» **Stated problem**
Return every entry exactly as written.

[Data records]
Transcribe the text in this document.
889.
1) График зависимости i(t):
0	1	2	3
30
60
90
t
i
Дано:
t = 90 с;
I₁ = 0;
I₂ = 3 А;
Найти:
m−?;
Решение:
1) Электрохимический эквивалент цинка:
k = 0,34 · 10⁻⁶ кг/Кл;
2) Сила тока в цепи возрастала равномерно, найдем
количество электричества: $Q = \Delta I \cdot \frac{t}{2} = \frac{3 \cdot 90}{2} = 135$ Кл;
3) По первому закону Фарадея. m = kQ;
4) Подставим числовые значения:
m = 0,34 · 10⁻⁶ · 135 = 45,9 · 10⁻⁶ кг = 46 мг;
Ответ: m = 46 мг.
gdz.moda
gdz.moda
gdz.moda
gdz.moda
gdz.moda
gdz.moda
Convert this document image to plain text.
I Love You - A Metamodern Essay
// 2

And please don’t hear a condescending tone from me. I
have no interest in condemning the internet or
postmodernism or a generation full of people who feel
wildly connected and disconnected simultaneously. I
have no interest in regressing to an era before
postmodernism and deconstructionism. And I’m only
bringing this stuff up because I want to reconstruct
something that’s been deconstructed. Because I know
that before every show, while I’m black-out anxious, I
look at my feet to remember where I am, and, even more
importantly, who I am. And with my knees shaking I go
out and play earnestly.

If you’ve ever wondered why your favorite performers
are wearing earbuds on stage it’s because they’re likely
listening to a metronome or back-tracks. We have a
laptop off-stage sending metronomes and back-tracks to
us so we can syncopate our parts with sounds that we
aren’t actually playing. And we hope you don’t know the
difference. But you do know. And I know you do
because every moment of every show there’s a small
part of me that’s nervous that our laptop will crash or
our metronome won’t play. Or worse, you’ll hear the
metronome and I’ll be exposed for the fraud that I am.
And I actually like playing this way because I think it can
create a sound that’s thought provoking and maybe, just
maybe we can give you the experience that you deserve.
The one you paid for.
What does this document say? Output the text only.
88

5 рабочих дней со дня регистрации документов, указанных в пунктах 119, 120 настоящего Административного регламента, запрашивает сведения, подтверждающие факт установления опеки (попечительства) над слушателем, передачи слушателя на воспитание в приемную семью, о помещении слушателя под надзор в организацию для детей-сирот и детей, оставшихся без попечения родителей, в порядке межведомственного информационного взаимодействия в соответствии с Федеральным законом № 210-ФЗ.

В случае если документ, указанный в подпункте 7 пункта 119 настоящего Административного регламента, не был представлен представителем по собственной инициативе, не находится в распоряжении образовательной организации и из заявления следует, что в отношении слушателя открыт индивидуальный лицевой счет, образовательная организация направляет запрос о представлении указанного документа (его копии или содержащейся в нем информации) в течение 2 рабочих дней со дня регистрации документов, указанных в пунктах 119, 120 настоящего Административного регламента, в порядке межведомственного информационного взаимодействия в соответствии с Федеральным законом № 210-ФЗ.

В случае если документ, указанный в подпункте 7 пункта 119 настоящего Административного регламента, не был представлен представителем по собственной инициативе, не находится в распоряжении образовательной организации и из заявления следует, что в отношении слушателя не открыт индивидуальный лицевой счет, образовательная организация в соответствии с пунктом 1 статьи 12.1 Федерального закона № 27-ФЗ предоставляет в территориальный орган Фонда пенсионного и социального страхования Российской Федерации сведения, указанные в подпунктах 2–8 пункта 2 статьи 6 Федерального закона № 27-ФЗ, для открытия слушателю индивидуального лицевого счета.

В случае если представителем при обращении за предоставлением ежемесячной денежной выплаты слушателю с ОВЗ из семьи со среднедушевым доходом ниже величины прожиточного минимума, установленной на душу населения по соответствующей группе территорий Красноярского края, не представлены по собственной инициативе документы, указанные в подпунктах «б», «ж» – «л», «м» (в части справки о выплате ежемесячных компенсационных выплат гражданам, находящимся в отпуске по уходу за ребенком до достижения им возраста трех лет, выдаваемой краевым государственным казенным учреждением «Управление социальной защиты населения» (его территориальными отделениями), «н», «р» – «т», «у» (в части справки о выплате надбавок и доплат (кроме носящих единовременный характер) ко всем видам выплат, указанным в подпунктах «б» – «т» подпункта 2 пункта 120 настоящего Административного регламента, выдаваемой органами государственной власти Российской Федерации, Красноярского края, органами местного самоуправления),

» **Task output**
Transcribe the text in this document.
889.
1) График зависимости i(t):
0	1	2	3
30
60
90
t
i
Дано:
t = 90 с;
I₁ = 0;
I₂ = 3 А;
Найти:
m−?;
Решение:
1) Электрохимический эквивалент цинка:
k = 0,34 · 10⁻⁶ кг/Кл;
2) Сила тока в цепи возрастала равномерно, найдем
количество электричества: $Q = \Delta I \cdot \frac{t}{2} = \frac{3 \cdot 90}{2} = 135$ Кл;
3) По первому закону Фарадея. m = kQ;
4) Подставим числовые значения:
m = 0,34 · 10⁻⁶ · 135 = 45,9 · 10⁻⁶ кг = 46 мг;
Ответ: m = 46 мг.
gdz.moda
gdz.moda
gdz.moda
gdz.moda
gdz.moda
gdz.moda
Convert this document image to plain text.
I Love You - A Metamodern Essay
// 2

And please don’t hear a condescending tone from me. I
have no interest in condemning the internet or
postmodernism or a generation full of people who feel
wildly connected and disconnected simultaneously. I
have no interest in regressing to an era before
postmodernism and deconstructionism. And I’m only
bringing this stuff up because I want to reconstruct
something that’s been deconstructed. Because I know
that before every show, while I’m black-out anxious, I
look at my feet to remember where I am, and, even more
importantly, who I am. And with my knees shaking I go
out and play earnestly.

If you’ve ever wondered why your favorite performers
are wearing earbuds on stage it’s because they’re likely
listening to a metronome or back-tracks. We have a
laptop off-stage sending metronomes and back-tracks to
us so we can syncopate our parts with sounds that we
aren’t actually playing. And we hope you don’t know the
difference. But you do know. And I know you do
because every moment of every show there’s a small
part of me that’s nervous that our laptop will crash or
our metronome won’t play. Or worse, you’ll hear the
metronome and I’ll be exposed for the fraud that I am.
And I actually like playing this way because I think it can
create a sound that’s thought provoking and maybe, just
maybe we can give you the experience that you deserve.
The one you paid for.
What does this document say? Output the text only.
88

5 рабочих дней со дня регистрации документов, указанных в пунктах 119, 120 настоящего Административного регламента, запрашивает сведения, подтверждающие факт установления опеки (попечительства) над слушателем, передачи слушателя на воспитание в приемную семью, о помещении слушателя под надзор в организацию для детей-сирот и детей, оставшихся без попечения родителей, в порядке межведомственного информационного взаимодействия в соответствии с Федеральным законом № 210-ФЗ.

В случае если документ, указанный в подпункте 7 пункта 119 настоящего Административного регламента, не был представлен представителем по собственной инициативе, не находится в распоряжении образовательной организации и из заявления следует, что в отношении слушателя открыт индивидуальный лицевой счет, образовательная организация направляет запрос о представлении указанного документа (его копии или содержащейся в нем информации) в течение 2 рабочих дней со дня регистрации документов, указанных в пунктах 119, 120 настоящего Административного регламента, в порядке межведомственного информационного взаимодействия в соответствии с Федеральным законом № 210-ФЗ.

В случае если документ, указанный в подпункте 7 пункта 119 настоящего Административного регламента, не был представлен представителем по собственной инициативе, не находится в распоряжении образовательной организации и из заявления следует, что в отношении слушателя не открыт индивидуальный лицевой счет, образовательная организация в соответствии с пунктом 1 статьи 12.1 Федерального закона № 27-ФЗ предоставляет в территориальный орган Фонда пенсионного и социального страхования Российской Федерации сведения, указанные в подпунктах 2–8 пункта 2 статьи 6 Федерального закона № 27-ФЗ, для открытия слушателю индивидуального лицевого счета.

В случае если представителем при обращении за предоставлением ежемесячной денежной выплаты слушателю с ОВЗ из семьи со среднедушевым доходом ниже величины прожиточного минимума, установленной на душу населения по соответствующей группе территорий Красноярского края, не представлены по собственной инициативе документы, указанные в подпунктах «б», «ж» – «л», «м» (в части справки о выплате ежемесячных компенсационных выплат гражданам, находящимся в отпуске по уходу за ребенком до достижения им возраста трех лет, выдаваемой краевым государственным казенным учреждением «Управление социальной защиты населения» (его территориальными отделениями), «н», «р» – «т», «у» (в части справки о выплате надбавок и доплат (кроме носящих единовременный характер) ко всем видам выплат, указанным в подпунктах «б» – «т» подпункта 2 пункта 120 настоящего Административного регламента, выдаваемой органами государственной власти Российской Федерации, Красноярского края, органами местного самоуправления),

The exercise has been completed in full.